■ WORK TO COMPLETE: Where the data below has the string "inaczej", return the whole line.

Begin DATA PROVIDED

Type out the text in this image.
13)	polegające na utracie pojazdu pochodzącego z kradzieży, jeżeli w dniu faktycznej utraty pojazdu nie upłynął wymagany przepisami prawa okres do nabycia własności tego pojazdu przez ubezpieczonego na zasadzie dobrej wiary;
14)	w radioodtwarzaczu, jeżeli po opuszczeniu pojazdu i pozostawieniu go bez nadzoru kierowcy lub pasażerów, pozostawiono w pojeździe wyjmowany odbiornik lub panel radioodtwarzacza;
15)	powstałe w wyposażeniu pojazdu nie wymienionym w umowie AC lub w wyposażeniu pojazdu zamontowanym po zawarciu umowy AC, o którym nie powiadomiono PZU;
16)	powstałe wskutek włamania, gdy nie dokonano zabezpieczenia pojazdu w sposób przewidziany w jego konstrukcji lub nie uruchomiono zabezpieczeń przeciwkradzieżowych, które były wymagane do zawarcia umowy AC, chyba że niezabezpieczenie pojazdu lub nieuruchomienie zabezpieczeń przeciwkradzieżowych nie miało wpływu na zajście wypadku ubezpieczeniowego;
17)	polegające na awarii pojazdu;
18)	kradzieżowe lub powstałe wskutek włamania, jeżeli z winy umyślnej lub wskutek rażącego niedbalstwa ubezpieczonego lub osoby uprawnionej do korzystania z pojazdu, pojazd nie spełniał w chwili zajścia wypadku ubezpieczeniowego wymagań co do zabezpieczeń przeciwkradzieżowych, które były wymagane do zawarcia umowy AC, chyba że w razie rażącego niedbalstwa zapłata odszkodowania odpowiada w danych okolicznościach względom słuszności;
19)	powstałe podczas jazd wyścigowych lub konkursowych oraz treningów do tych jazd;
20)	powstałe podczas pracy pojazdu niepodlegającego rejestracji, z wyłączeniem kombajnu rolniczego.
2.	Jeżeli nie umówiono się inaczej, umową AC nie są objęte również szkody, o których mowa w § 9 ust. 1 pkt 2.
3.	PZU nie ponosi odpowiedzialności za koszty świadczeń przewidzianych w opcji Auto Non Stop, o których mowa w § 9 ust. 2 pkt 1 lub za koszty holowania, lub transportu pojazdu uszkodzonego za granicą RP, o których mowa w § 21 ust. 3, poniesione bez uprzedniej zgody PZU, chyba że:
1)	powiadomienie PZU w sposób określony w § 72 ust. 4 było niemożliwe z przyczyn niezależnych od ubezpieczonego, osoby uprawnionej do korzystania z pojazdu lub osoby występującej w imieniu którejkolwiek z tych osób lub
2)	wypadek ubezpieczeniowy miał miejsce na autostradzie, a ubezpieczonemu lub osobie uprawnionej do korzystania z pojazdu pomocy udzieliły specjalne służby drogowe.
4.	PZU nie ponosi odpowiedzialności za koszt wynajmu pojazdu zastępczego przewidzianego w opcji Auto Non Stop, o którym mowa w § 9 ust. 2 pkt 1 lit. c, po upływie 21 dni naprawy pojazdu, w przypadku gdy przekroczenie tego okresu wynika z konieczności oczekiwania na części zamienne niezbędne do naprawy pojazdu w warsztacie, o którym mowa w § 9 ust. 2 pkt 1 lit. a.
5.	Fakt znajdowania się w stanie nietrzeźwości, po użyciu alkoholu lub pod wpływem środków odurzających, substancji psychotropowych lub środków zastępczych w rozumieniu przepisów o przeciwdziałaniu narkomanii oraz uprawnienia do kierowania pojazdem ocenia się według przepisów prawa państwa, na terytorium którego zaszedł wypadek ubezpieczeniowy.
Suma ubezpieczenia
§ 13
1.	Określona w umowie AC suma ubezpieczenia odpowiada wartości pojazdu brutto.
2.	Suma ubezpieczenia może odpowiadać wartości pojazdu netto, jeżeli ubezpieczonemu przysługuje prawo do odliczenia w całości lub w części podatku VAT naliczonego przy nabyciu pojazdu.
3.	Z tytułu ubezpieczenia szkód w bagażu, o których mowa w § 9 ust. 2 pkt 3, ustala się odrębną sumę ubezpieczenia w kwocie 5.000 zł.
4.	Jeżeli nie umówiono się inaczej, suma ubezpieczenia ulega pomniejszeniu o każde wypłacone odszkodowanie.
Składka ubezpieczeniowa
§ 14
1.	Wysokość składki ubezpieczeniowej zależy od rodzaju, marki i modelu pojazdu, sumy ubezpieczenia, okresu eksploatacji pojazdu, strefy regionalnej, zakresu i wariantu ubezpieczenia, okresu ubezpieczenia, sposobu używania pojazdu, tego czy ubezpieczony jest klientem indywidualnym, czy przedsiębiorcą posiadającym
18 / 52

End DATA PROVIDED

■ RESPONSE:
2.	Jeżeli nie umówiono się inaczej, umową AC nie są objęte również szkody, o których mowa w § 9 ust. 1 pkt 2.
4.	Jeżeli nie umówiono się inaczej, suma ubezpieczenia ulega pomniejszeniu o każde wypłacone odszkodowanie.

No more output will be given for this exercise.